> [Stated task 1]: Copy out the entries, starting with their first line and ending with the line that contains "I need the location", including that line, and leave out the pictures.

> [Text section]:
- - - -

Hoping to rescue the tens of thousands of women held in similar sexual bondage, Smith wrote landmark legislation to pressure countries to end this barbaric practice. In the past, Smith's efforts were dismissed by a complacent international community, and opposed by the Clinton administration. But in 2000, when Smith's bill passed unanimously in the Senate (with the indispensable help of Kansas senator Sam Brownback), and nearly unanimously in the House, President Clinton took credit -- characteristically -- for the legislation his administration had strenuously opposed. Clinton's Interagency Council on Women (honorary chairman: Hillary Clinton) had lobbied unsuccessfully to narrow the definition of prohibited sexual trafficking to exclude "consensual" prostitution. The Clinton view that prostitution is a legitimate career option for women reflected the position of some feminists, notably Ann Jordan, director of the International Human Rights Law Group's Initiative Against Trafficking in Persons. Last year, Jordan offered an analogy, quoted in The American Prospect: "We don't support a woman's right to choose because we think abortion is a great thing, but because we believe fundamentally that women should have control over their own reproductive capacity. The same argument can be made for prostitution. Women who decide for whatever reason to sell sex should have the right to control their own body."

- - - -

> [Input records]:
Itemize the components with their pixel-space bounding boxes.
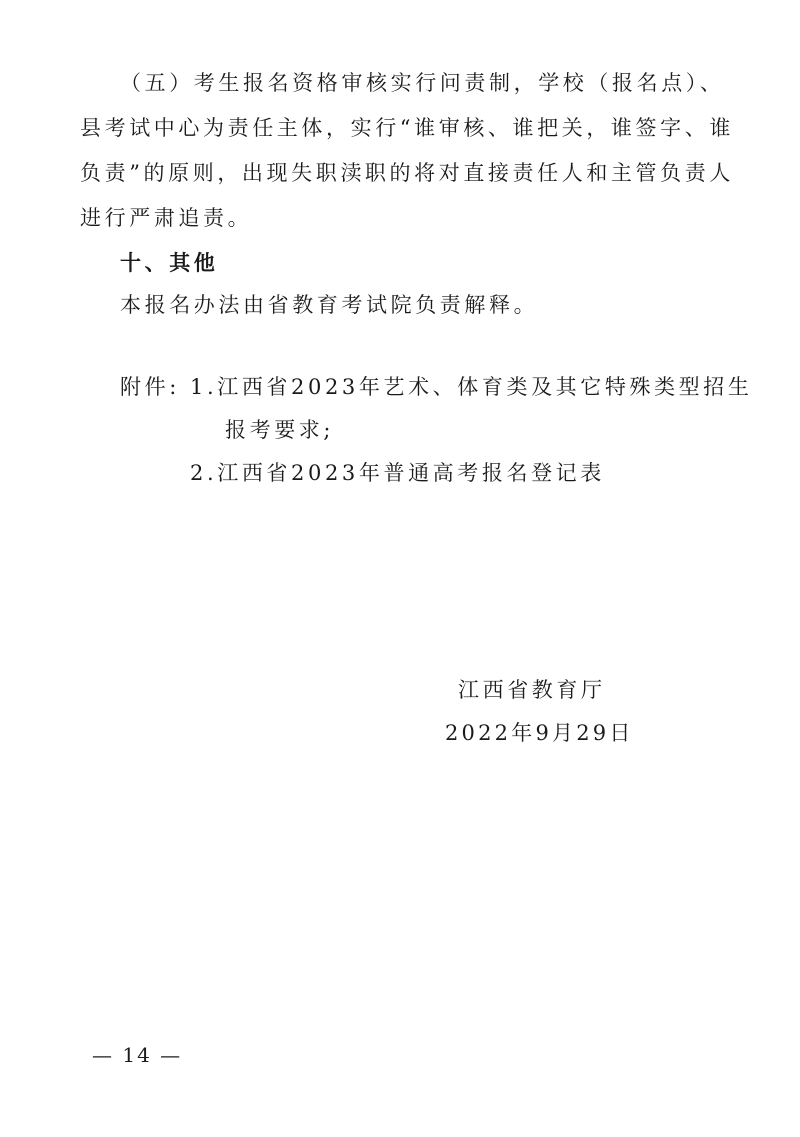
paragraph-line: 本报名办法由省教育考试院负责解释。 [120, 293, 539, 317]
issuer-name: 江西省教育厅 [458, 678, 606, 702]
paragraph-line: （五）考生报名资格审核实行问责制，学校（报名点）、 [120, 71, 725, 95]
paragraph-line: 负责”的原则，出现失职渎职的将对直接责任人和主管负责人 [80, 161, 734, 185]
issue-date: 2022年9月29日 [445, 721, 634, 745]
attachments-label: 附件: [120, 375, 180, 399]
attachment-item-continuation: 报考要求; [225, 418, 335, 442]
page-number: — 14 — [92, 1043, 183, 1067]
section-heading: 十、其他 [120, 250, 219, 275]
attachment-item: 1.江西省2023年艺术、体育类及其它特殊类型招生 [190, 375, 753, 399]
attachment-item: 2.江西省2023年普通高考报名登记表 [190, 461, 605, 485]
paragraph-line: 县考试中心为责任主体，实行“谁审核、谁把关，谁签字、谁 [80, 116, 734, 140]
paragraph-line: 进行严肃追责。 [80, 206, 253, 230]
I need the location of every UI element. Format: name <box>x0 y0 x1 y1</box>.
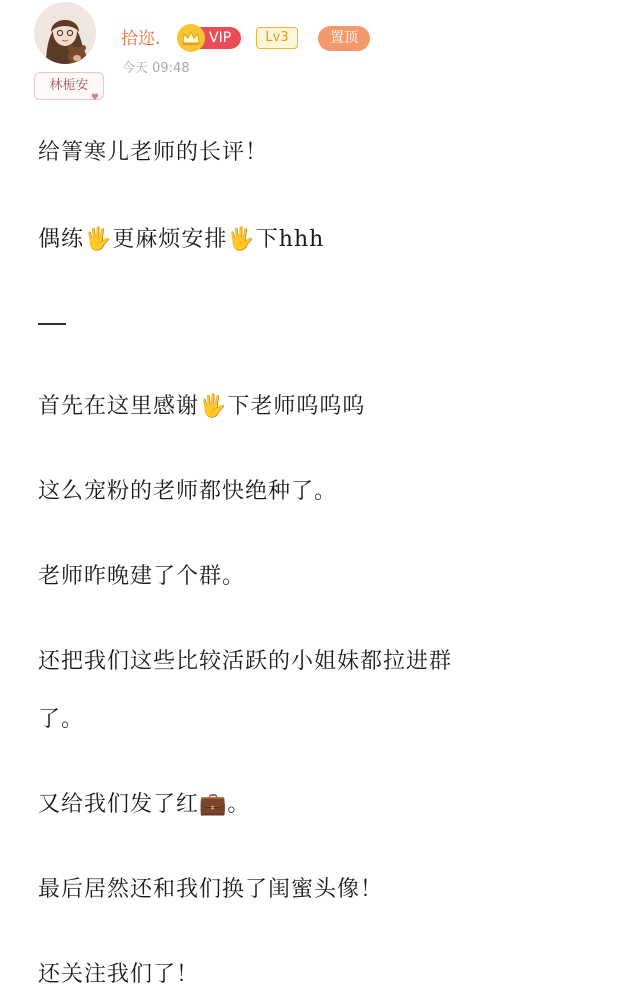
post-line: 这么宠粉的老师都快绝种了。 <box>38 479 338 504</box>
level-badge[interactable]: Lv3 <box>256 27 298 49</box>
post-line: 了。 <box>38 707 85 732</box>
avatar-tag-text: 林栀安 <box>49 78 89 93</box>
heart-icon: ♥ <box>90 93 99 103</box>
post-line: 偶练🖐更麻烦安排🖐下hhh <box>38 227 325 252</box>
post-line: 最后居然还和我们换了闺蜜头像！ <box>38 877 384 902</box>
post-line: 老师昨晚建了个群。 <box>38 564 246 589</box>
post-line: 还关注我们了！ <box>38 962 200 987</box>
post-line: 给箐寒儿老师的长评！ <box>38 140 269 165</box>
vip-label: VIP <box>197 27 241 49</box>
crown-icon <box>177 24 205 52</box>
post-line: 首先在这里感谢🖐下老师呜呜呜 <box>38 394 366 419</box>
pinned-badge: 置顶 <box>318 26 370 51</box>
avatar-group[interactable] <box>34 2 99 103</box>
avatar-frame-tag <box>34 72 104 103</box>
username[interactable]: 拾迩. <box>121 29 161 49</box>
avatar-image-icon <box>34 2 96 64</box>
post-line: 还把我们这些比较活跃的小姐妹都拉进群 <box>38 649 453 674</box>
post-header <box>0 0 640 110</box>
post-line: 又给我们发了红💼。 <box>38 792 251 817</box>
post-timestamp: 今天 09:48 <box>122 61 190 76</box>
section-divider <box>38 323 66 325</box>
vip-badge[interactable] <box>177 25 241 51</box>
avatar[interactable] <box>34 2 96 64</box>
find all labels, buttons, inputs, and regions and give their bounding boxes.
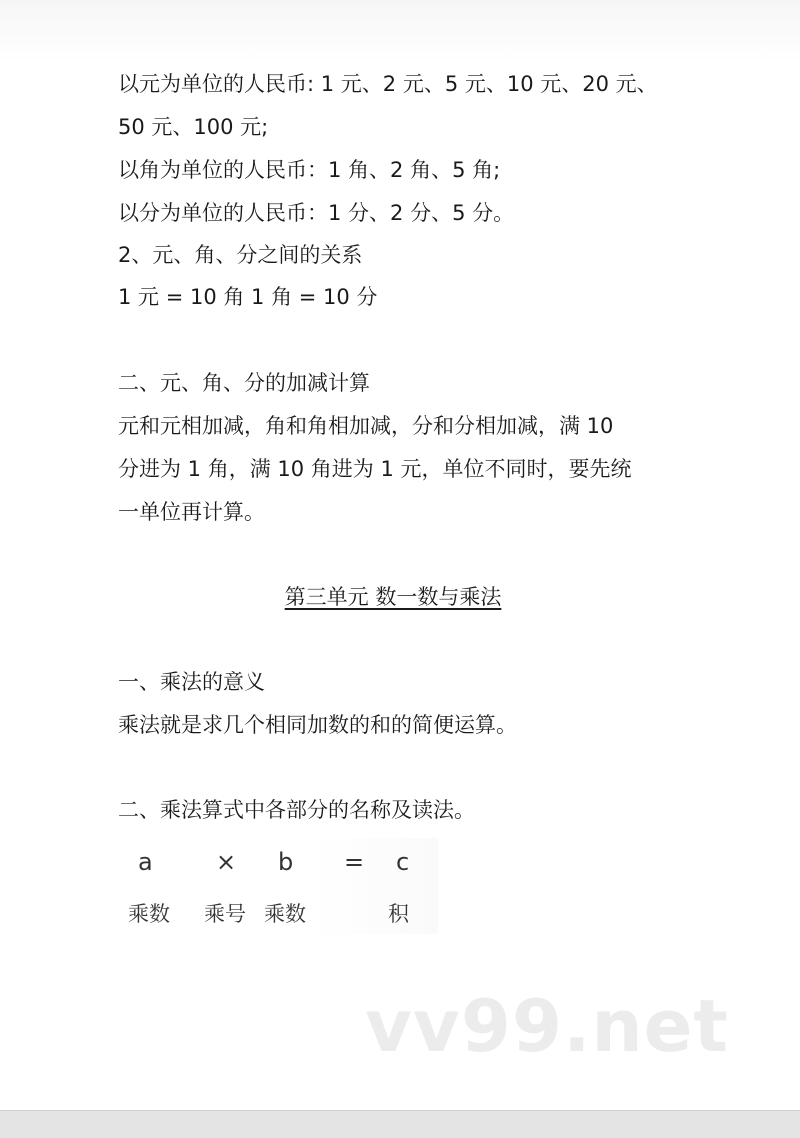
- formula-times-sign: ×: [216, 848, 237, 876]
- text-line-add-rule-3: 一单位再计算。: [118, 500, 265, 524]
- text-line-fen-units: 以分为单位的人民币：1 分、2 分、5 分。: [118, 201, 515, 225]
- watermark-logo: vv99.net: [365, 984, 729, 1068]
- text-line-add-rule-2: 分进为 1 角，满 10 角进为 1 元，单位不同时，要先统: [118, 457, 632, 481]
- section-heading-formula-parts: 二、乘法算式中各部分的名称及读法。: [118, 798, 475, 822]
- formula-label-product: 积: [388, 902, 409, 926]
- section-heading-add-subtract: 二、元、角、分的加减计算: [118, 371, 370, 395]
- unit-heading: [0, 587, 786, 608]
- text-line-yuan-units: 以元为单位的人民币: 1 元、2 元、5 元、10 元、20 元、: [118, 72, 658, 96]
- section-heading-multiplication-meaning: 一、乘法的意义: [118, 670, 265, 694]
- page-top-shade: [0, 0, 800, 62]
- formula-label-multiplier-a: 乘数: [128, 902, 170, 926]
- text-line-add-rule-1: 元和元相加减，角和角相加减，分和分相加减，满 10: [118, 414, 614, 438]
- formula-equals-sign: =: [344, 848, 365, 876]
- text-line-conversion: 1 元 = 10 角 1 角 = 10 分: [118, 285, 378, 309]
- unit-heading-text: 第三单元 数一数与乘法: [284, 585, 502, 609]
- formula-operand-a: a: [138, 848, 153, 876]
- formula-label-times: 乘号: [204, 902, 246, 926]
- formula-label-multiplier-b: 乘数: [264, 902, 306, 926]
- text-line-yuan-units-cont: 50 元、100 元;: [118, 115, 269, 139]
- formula-image: [118, 838, 438, 934]
- viewer-bottom-strip: [0, 1110, 800, 1138]
- text-line-multiplication-definition: 乘法就是求几个相同加数的和的简便运算。: [118, 713, 517, 737]
- section-heading-relation: 2、元、角、分之间的关系: [118, 243, 363, 267]
- formula-result-c: c: [396, 848, 410, 876]
- text-line-jiao-units: 以角为单位的人民币：1 角、2 角、5 角;: [118, 158, 501, 182]
- formula-operand-b: b: [278, 848, 294, 876]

- - - -

> [Stated task 2]: Continue the passage on Smith's anti-trafficking legislation from the point at which it ends.

> [Exercise result 1]:
Itemize the components with their pixel-space bounding boxes.
paragraph-line: 本报名办法由省教育考试院负责解释。 [120, 293, 539, 317]
issuer-name: 江西省教育厅 [458, 678, 606, 702]
paragraph-line: （五）考生报名资格审核实行问责制，学校（报名点）、 [120, 71, 725, 95]
paragraph-line: 负责”的原则，出现失职渎职的将对直接责任人和主管负责人 [80, 161, 734, 185]
issue-date: 2022年9月29日 [445, 721, 634, 745]
attachments-label: 附件: [120, 375, 180, 399]
attachment-item-continuation: 报考要求; [225, 418, 335, 442]
page-number: — 14 — [92, 1043, 183, 1067]
section-heading: 十、其他 [120, 250, 219, 275]
attachment-item: 1.江西省2023年艺术、体育类及其它特殊类型招生 [190, 375, 753, 399]
attachment-item: 2.江西省2023年普通高考报名登记表 [190, 461, 605, 485]
paragraph-line: 县考试中心为责任主体，实行“谁审核、谁把关，谁签字、谁 [80, 116, 734, 140]
paragraph-line: 进行严肃追责。 [80, 206, 253, 230]
I need the location of every UI element. Format: name <box>x0 y0 x1 y1</box>.

> [Exercise result 2]:
The Clinton administration's position -- pro-choice on prostitution -- met a firestorm of criticism from William Bennett and Chuck Colson, but also from Gloria Steinem, Patricia Ireland, and Eleanor Smeal. Critics on both right and left agreed that desperate women were unable to give meaningful "consent" to their own sexual exploitation, and would (in the words of an angry letter anti-prostitution feminists wrote to President Clinton) "shield many traffickers in the global sex trade from prosecution."
And the trade is thriving. The U.N. estimates that human trafficking reaps $7 billion a year. Even the watchdogs themselves bear watching: Members of the U.N.'s International Police Force in Bosnia, where sexual trafficking has become an international scandal, have been accused of transporting young girls from Eastern Europe to local brothels. And the traffickers are a domestic as well as an international problem: An estimated 50,000 trafficking victims, overwhelmingly women and children, are brought to the U.S. every year. In February 1998, there was a raid of brothels in rural south Florida where Mexican girls, some as young as 13, were forced to have sex with dozens of men a day. The evidence of beatings, drug addiction, and forced abortions prompted one federal judge to call this trafficking case "one of the most base, most vile, most despicable, most reprehensible crimes" he had ever encountered. A trafficking ring in Atlanta imported nearly 1,000 women from Asia who were forced to work in debt bondage as prostitutes.
Over President Clinton's objections, the 2000 law mandated a yearly assessment of countries' anti-trafficking efforts, and provided for sanctions against both destination and source countries that fail to meet minimal standards in discouraging trafficking. Last July, secretary of state Colin Powell released the first ...
Source: HighBeam Research, Of Human Bondage: U.S. policy and international sex trafficking.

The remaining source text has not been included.